(DIRECTIONS)
Scan the entries below for the word "choices". Copy each line that has it.

(INFORMATION PROVIDED)
+--

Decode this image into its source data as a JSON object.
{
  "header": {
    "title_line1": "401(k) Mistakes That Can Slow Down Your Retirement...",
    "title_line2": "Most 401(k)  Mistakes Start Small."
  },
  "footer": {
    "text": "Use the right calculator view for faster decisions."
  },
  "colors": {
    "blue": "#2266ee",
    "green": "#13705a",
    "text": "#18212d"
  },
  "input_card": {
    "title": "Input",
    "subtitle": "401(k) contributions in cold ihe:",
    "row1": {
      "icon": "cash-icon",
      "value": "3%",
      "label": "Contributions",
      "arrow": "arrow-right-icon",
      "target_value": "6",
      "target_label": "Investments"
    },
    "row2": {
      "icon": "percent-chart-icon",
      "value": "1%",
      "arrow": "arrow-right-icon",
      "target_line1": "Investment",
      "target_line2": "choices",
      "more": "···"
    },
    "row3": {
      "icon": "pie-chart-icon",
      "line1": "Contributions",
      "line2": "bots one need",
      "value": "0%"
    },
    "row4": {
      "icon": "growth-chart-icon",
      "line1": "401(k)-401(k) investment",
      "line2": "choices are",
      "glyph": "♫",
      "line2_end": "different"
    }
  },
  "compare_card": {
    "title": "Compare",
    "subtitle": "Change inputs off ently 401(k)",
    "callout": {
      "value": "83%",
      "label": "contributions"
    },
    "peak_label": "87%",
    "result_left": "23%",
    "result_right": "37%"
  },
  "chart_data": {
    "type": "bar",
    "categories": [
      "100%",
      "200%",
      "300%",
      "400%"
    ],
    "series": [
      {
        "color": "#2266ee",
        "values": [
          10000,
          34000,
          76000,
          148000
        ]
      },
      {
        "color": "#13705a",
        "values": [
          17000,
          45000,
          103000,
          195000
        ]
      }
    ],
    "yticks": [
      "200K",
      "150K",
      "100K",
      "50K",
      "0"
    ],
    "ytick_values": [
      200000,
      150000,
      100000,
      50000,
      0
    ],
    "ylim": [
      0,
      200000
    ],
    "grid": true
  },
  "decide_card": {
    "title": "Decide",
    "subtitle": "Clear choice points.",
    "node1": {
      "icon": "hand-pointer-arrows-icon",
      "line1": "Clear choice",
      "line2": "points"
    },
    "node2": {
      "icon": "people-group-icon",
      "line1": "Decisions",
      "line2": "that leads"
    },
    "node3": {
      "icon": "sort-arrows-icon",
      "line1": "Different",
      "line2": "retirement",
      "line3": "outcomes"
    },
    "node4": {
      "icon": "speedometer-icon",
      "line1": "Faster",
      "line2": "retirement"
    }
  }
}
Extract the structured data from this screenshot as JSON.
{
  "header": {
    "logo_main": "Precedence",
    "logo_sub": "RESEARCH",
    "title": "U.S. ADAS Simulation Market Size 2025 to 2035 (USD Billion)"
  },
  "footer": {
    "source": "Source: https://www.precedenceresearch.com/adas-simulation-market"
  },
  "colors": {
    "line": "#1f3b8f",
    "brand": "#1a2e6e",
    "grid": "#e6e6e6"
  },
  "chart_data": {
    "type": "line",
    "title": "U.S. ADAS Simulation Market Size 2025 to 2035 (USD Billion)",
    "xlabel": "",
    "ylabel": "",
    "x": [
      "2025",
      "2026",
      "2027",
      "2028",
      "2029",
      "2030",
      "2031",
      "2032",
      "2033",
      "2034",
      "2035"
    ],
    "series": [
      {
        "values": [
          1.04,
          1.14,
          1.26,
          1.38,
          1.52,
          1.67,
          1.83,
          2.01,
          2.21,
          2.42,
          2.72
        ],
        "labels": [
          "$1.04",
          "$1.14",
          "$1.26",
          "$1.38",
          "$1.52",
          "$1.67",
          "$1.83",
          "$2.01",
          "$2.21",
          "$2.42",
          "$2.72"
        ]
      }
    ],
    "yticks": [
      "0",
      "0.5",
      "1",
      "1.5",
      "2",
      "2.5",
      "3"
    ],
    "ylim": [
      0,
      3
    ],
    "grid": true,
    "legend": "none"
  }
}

+--

(RESULT FOR THIS TASK)
      "target_line2": "choices",
      "line2": "choices are",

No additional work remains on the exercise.